§ **What you will do**
Search the records for "illustration" and copy each line that holds it.

──────── Dataset excerpts ────────

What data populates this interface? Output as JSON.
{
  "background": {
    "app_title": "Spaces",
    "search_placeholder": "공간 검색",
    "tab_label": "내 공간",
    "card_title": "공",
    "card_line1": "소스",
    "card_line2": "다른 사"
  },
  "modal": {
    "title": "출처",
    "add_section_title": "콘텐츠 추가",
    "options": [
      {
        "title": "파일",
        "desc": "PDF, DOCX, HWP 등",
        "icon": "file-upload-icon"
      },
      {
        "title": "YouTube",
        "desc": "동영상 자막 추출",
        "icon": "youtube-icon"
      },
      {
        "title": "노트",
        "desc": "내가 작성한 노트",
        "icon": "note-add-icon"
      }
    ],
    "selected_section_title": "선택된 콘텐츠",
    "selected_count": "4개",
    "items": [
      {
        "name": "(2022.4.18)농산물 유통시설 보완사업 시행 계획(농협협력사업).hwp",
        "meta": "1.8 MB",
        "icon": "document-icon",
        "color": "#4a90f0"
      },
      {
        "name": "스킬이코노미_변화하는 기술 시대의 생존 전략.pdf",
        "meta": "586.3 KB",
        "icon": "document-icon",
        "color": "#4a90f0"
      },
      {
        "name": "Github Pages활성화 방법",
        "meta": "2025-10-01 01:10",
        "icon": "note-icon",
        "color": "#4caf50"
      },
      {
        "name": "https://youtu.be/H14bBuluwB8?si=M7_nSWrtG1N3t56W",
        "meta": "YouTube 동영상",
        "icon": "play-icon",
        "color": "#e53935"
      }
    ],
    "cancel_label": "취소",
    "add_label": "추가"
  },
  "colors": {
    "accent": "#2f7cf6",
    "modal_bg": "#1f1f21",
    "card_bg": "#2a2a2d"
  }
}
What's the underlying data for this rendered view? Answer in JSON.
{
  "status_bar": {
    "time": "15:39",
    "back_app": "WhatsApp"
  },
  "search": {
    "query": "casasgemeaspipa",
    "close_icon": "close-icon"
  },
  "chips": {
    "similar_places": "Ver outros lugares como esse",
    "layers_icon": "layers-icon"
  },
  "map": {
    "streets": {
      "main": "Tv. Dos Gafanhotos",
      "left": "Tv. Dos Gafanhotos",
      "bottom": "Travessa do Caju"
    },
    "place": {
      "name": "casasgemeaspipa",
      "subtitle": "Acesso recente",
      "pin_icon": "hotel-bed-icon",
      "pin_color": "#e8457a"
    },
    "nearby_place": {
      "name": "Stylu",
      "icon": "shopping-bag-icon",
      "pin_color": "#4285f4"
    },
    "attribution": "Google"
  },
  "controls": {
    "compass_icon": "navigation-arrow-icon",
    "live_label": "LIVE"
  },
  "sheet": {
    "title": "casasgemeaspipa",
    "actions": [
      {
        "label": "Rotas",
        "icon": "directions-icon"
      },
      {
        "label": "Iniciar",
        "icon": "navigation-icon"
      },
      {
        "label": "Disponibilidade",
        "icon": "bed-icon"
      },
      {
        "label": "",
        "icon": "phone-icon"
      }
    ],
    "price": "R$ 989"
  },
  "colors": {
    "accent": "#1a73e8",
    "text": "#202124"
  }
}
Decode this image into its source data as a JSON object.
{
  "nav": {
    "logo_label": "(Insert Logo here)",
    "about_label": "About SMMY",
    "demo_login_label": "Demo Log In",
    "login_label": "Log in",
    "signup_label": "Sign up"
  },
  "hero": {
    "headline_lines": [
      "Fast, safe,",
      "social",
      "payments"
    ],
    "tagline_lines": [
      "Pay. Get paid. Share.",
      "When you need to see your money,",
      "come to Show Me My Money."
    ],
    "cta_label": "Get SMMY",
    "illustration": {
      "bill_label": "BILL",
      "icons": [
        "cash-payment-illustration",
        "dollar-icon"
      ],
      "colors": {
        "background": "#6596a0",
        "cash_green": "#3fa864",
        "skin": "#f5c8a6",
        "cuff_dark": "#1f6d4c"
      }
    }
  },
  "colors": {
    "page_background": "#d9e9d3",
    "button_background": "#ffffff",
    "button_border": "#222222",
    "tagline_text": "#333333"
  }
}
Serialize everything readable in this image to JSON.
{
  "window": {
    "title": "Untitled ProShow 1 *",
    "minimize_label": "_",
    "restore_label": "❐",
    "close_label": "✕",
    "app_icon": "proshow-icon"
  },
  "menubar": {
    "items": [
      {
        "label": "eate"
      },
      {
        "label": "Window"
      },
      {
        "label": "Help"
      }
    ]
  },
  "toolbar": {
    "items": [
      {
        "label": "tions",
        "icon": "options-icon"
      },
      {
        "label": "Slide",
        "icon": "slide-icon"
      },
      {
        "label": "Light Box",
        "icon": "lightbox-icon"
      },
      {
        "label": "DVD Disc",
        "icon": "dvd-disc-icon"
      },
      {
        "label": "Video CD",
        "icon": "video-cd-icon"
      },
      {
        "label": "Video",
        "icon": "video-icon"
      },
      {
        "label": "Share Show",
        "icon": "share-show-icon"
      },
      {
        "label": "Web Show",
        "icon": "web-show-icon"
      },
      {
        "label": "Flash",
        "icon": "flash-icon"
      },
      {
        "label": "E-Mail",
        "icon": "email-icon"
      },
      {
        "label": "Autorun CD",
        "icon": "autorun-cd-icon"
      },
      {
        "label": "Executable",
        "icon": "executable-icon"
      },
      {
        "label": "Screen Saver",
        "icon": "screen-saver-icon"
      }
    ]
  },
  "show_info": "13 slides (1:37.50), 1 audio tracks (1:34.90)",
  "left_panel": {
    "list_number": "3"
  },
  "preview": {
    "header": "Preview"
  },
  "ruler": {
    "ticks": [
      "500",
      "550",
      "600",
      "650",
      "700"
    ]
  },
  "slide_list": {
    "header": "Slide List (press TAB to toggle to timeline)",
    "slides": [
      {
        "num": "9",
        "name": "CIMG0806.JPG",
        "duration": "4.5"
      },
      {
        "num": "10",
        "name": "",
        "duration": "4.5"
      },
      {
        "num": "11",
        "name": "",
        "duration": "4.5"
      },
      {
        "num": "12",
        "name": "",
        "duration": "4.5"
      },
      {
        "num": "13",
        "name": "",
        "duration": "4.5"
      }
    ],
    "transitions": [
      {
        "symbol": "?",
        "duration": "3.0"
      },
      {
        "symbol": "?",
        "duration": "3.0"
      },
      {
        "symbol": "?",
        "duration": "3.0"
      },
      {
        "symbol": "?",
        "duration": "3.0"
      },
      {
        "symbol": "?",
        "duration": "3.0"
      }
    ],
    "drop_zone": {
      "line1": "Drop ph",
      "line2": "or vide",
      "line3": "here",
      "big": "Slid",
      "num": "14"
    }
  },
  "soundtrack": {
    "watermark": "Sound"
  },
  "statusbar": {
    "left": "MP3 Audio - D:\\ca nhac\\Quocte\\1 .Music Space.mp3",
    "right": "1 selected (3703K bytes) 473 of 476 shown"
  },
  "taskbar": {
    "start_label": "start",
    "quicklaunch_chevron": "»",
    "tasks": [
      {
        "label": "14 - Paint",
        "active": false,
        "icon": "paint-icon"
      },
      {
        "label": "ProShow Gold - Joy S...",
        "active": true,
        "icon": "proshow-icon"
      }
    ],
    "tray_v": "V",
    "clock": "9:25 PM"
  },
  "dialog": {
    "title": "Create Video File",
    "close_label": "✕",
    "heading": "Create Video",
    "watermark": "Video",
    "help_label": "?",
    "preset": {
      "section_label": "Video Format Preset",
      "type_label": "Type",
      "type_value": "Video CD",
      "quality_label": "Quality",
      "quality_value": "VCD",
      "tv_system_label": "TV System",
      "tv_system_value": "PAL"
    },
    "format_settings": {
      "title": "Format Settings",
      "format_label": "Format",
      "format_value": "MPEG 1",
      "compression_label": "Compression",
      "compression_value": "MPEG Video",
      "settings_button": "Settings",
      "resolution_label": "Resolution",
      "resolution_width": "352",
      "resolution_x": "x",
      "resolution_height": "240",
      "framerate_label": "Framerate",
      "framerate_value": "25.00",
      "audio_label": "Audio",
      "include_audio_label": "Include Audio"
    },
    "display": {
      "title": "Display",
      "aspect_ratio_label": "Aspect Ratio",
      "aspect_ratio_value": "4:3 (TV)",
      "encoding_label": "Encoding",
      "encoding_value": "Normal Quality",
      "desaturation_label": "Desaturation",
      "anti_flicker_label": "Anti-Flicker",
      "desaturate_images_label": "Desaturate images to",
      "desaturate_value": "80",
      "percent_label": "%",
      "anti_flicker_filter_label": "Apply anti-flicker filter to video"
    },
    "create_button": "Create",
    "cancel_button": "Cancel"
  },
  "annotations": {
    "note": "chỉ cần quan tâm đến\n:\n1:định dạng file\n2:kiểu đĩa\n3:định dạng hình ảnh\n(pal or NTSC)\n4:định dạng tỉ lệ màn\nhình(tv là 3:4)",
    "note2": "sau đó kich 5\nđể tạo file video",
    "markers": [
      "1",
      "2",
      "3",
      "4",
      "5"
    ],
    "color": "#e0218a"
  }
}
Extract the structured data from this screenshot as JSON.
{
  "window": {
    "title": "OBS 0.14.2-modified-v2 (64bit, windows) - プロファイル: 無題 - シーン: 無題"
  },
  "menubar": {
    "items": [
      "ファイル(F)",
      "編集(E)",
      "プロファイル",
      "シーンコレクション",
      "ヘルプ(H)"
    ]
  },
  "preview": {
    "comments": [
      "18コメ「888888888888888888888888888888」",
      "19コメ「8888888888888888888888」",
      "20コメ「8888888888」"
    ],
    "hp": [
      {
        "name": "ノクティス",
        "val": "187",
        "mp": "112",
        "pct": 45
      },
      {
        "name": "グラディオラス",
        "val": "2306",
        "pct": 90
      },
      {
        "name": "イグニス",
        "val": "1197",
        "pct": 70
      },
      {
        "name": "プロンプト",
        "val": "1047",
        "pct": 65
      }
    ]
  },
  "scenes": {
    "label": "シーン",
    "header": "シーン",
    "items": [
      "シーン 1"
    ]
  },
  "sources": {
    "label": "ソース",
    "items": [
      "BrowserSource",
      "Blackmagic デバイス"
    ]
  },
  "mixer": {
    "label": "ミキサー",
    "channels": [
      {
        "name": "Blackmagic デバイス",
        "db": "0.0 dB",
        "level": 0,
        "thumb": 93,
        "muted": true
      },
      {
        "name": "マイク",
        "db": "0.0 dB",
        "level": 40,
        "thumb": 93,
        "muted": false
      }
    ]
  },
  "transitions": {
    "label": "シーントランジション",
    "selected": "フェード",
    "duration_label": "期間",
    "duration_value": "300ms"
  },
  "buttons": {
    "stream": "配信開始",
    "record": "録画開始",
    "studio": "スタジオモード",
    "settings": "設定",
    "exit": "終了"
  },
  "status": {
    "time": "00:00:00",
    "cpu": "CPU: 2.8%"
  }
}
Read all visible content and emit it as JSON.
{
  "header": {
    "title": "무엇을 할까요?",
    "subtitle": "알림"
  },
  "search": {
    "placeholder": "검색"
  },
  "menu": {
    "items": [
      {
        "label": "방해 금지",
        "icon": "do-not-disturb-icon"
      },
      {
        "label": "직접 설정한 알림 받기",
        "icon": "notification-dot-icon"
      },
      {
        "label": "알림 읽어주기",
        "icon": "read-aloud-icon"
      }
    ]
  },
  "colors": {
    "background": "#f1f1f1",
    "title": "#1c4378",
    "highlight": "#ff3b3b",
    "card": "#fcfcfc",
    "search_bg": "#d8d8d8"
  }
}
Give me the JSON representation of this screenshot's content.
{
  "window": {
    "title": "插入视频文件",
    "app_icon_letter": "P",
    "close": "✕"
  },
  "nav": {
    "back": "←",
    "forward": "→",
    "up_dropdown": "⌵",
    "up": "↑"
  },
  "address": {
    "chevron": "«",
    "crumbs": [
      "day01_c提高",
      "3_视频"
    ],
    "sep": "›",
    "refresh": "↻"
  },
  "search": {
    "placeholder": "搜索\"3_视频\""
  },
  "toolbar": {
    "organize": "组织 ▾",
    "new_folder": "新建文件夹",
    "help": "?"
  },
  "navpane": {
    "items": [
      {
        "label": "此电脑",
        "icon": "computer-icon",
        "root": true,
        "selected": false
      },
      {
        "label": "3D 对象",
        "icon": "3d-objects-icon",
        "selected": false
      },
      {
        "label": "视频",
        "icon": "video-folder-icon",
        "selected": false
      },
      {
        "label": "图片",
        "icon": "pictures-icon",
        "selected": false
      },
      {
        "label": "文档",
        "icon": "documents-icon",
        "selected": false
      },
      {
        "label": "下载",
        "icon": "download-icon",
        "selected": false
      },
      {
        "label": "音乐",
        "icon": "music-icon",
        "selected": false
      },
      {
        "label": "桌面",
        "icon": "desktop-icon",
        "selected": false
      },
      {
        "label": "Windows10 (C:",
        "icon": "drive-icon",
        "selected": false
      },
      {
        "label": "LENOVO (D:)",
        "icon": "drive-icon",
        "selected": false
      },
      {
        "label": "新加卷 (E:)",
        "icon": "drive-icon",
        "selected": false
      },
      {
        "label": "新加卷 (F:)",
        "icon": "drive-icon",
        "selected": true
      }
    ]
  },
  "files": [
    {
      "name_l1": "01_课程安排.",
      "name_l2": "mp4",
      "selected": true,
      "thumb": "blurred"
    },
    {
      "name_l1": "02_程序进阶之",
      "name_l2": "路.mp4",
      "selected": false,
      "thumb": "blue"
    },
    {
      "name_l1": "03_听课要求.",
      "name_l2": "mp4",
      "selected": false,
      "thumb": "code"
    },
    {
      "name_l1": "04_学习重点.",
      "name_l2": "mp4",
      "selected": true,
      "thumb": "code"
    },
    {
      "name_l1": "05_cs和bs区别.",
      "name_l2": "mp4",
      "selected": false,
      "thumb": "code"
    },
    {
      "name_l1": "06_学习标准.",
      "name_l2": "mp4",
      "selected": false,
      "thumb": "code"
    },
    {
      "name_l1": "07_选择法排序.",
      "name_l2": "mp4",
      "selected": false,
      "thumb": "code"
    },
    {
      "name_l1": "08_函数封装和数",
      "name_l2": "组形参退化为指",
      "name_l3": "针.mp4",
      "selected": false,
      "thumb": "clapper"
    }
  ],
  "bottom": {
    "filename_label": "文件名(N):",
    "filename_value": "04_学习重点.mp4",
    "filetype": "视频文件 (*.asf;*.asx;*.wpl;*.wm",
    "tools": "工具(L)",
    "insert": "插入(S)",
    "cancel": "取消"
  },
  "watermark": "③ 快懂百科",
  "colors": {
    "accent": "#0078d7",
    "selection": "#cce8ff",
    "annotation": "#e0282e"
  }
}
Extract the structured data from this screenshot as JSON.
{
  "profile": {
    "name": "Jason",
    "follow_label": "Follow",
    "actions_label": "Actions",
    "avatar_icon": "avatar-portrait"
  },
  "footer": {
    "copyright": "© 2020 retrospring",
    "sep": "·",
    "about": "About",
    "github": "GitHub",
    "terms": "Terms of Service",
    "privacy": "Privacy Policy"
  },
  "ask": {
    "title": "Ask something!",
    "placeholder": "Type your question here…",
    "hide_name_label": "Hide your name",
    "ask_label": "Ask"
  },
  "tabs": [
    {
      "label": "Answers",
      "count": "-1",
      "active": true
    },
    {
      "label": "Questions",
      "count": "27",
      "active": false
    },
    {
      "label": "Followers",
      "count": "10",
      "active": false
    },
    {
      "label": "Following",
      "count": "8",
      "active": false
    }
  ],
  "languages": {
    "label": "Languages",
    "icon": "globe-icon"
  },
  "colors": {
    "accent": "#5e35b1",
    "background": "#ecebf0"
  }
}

────────

§ **Answer for the task**
    "illustration": {
        "cash-payment-illustration",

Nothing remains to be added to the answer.